## Begin
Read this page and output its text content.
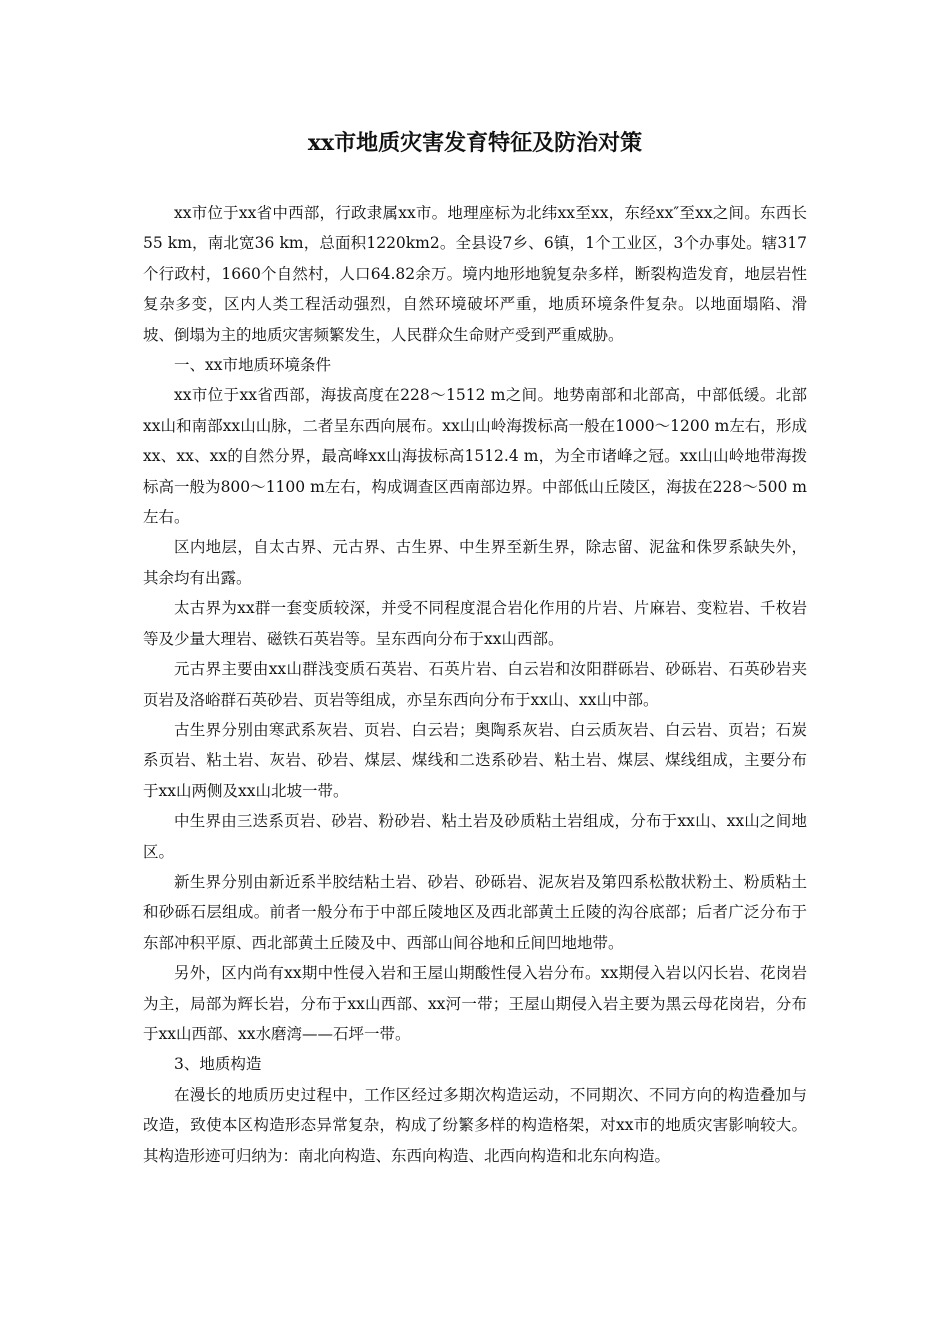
xx市地质灾害发育特征及防治对策

xx市位于xx省中西部，行政隶属xx市。地理座标为北纬xx至xx，东经xx″至xx之间。东西长55 km，南北宽36 km，总面积1220km2。全县设7乡、6镇，1个工业区，3个办事处。辖317个行政村，1660个自然村，人口64.82余万。境内地形地貌复杂多样，断裂构造发育，地层岩性复杂多变，区内人类工程活动强烈，自然环境破坏严重，地质环境条件复杂。以地面塌陷、滑坡、倒塌为主的地质灾害频繁发生，人民群众生命财产受到严重威胁。

一、xx市地质环境条件

xx市位于xx省西部，海拔高度在228～1512 m之间。地势南部和北部高，中部低缓。北部xx山和南部xx山山脉，二者呈东西向展布。xx山山岭海拨标高一般在1000～1200 m左右，形成xx、xx、xx的自然分界，最高峰xx山海拔标高1512.4 m，为全市诸峰之冠。xx山山岭地带海拨标高一般为800～1100 m左右，构成调查区西南部边界。中部低山丘陵区，海拔在228～500 m左右。

区内地层，自太古界、元古界、古生界、中生界至新生界，除志留、泥盆和侏罗系缺失外，其余均有出露。

太古界为xx群一套变质较深，并受不同程度混合岩化作用的片岩、片麻岩、变粒岩、千枚岩等及少量大理岩、磁铁石英岩等。呈东西向分布于xx山西部。

元古界主要由xx山群浅变质石英岩、石英片岩、白云岩和汝阳群砾岩、砂砾岩、石英砂岩夹页岩及洛峪群石英砂岩、页岩等组成，亦呈东西向分布于xx山、xx山中部。

古生界分别由寒武系灰岩、页岩、白云岩；奥陶系灰岩、白云质灰岩、白云岩、页岩；石炭系页岩、粘土岩、灰岩、砂岩、煤层、煤线和二迭系砂岩、粘土岩、煤层、煤线组成，主要分布于xx山两侧及xx山北坡一带。

中生界由三迭系页岩、砂岩、粉砂岩、粘土岩及砂质粘土岩组成，分布于xx山、xx山之间地区。

新生界分别由新近系半胶结粘土岩、砂岩、砂砾岩、泥灰岩及第四系松散状粉土、粉质粘土和砂砾石层组成。前者一般分布于中部丘陵地区及西北部黄土丘陵的沟谷底部；后者广泛分布于东部冲积平原、西北部黄土丘陵及中、西部山间谷地和丘间凹地地带。

另外，区内尚有xx期中性侵入岩和王屋山期酸性侵入岩分布。xx期侵入岩以闪长岩、花岗岩为主，局部为辉长岩，分布于xx山西部、xx河一带；王屋山期侵入岩主要为黑云母花岗岩，分布于xx山西部、xx水磨湾——石坪一带。

3、地质构造

在漫长的地质历史过程中，工作区经过多期次构造运动，不同期次、不同方向的构造叠加与改造，致使本区构造形态异常复杂，构成了纷繁多样的构造格架，对xx市的地质灾害影响较大。其构造形迹可归纳为：南北向构造、东西向构造、北西向构造和北东向构造。
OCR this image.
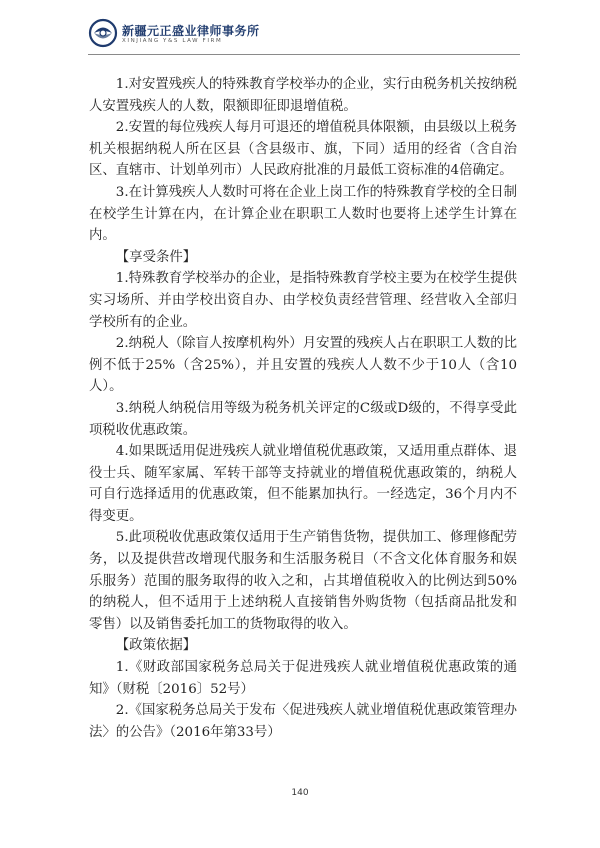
新疆元正盛业律师事务所
XINJIANG Y&S LAW FIRM

1.对安置残疾人的特殊教育学校举办的企业，实行由税务机关按纳税人安置残疾人的人数，限额即征即退增值税。

2.安置的每位残疾人每月可退还的增值税具体限额，由县级以上税务机关根据纳税人所在区县（含县级市、旗，下同）适用的经省（含自治区、直辖市、计划单列市）人民政府批准的月最低工资标准的4倍确定。

3.在计算残疾人人数时可将在企业上岗工作的特殊教育学校的全日制在校学生计算在内，在计算企业在职职工人数时也要将上述学生计算在内。

【享受条件】

1.特殊教育学校举办的企业，是指特殊教育学校主要为在校学生提供实习场所、并由学校出资自办、由学校负责经营管理、经营收入全部归学校所有的企业。

2.纳税人（除盲人按摩机构外）月安置的残疾人占在职职工人数的比例不低于25%（含25%），并且安置的残疾人人数不少于10人（含10人）。

3.纳税人纳税信用等级为税务机关评定的C级或D级的，不得享受此项税收优惠政策。

4.如果既适用促进残疾人就业增值税优惠政策，又适用重点群体、退役士兵、随军家属、军转干部等支持就业的增值税优惠政策的，纳税人可自行选择适用的优惠政策，但不能累加执行。一经选定，36个月内不得变更。

5.此项税收优惠政策仅适用于生产销售货物，提供加工、修理修配劳务，以及提供营改增现代服务和生活服务税目（不含文化体育服务和娱乐服务）范围的服务取得的收入之和，占其增值税收入的比例达到50%的纳税人，但不适用于上述纳税人直接销售外购货物（包括商品批发和零售）以及销售委托加工的货物取得的收入。

【政策依据】

1.《财政部国家税务总局关于促进残疾人就业增值税优惠政策的通知》（财税〔2016〕52号）

2.《国家税务总局关于发布〈促进残疾人就业增值税优惠政策管理办法〉的公告》（2016年第33号）

140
## End
• DESCRIPTION OF THE TASK
The lines to be extracted begin at the line containing "OCR this image." and continue through the final line of the material above, both ends included. Reproduce them exactly, without the pictures.

• RESULT
OCR this image.
新疆元正盛业律师事务所
XINJIANG Y&S LAW FIRM

1.对安置残疾人的特殊教育学校举办的企业，实行由税务机关按纳税人安置残疾人的人数，限额即征即退增值税。

2.安置的每位残疾人每月可退还的增值税具体限额，由县级以上税务机关根据纳税人所在区县（含县级市、旗，下同）适用的经省（含自治区、直辖市、计划单列市）人民政府批准的月最低工资标准的4倍确定。

3.在计算残疾人人数时可将在企业上岗工作的特殊教育学校的全日制在校学生计算在内，在计算企业在职职工人数时也要将上述学生计算在内。

【享受条件】

1.特殊教育学校举办的企业，是指特殊教育学校主要为在校学生提供实习场所、并由学校出资自办、由学校负责经营管理、经营收入全部归学校所有的企业。

2.纳税人（除盲人按摩机构外）月安置的残疾人占在职职工人数的比例不低于25%（含25%），并且安置的残疾人人数不少于10人（含10人）。

3.纳税人纳税信用等级为税务机关评定的C级或D级的，不得享受此项税收优惠政策。

4.如果既适用促进残疾人就业增值税优惠政策，又适用重点群体、退役士兵、随军家属、军转干部等支持就业的增值税优惠政策的，纳税人可自行选择适用的优惠政策，但不能累加执行。一经选定，36个月内不得变更。

5.此项税收优惠政策仅适用于生产销售货物，提供加工、修理修配劳务，以及提供营改增现代服务和生活服务税目（不含文化体育服务和娱乐服务）范围的服务取得的收入之和，占其增值税收入的比例达到50%的纳税人，但不适用于上述纳税人直接销售外购货物（包括商品批发和零售）以及销售委托加工的货物取得的收入。

【政策依据】

1.《财政部国家税务总局关于促进残疾人就业增值税优惠政策的通知》（财税〔2016〕52号）

2.《国家税务总局关于发布〈促进残疾人就业增值税优惠政策管理办法〉的公告》（2016年第33号）

140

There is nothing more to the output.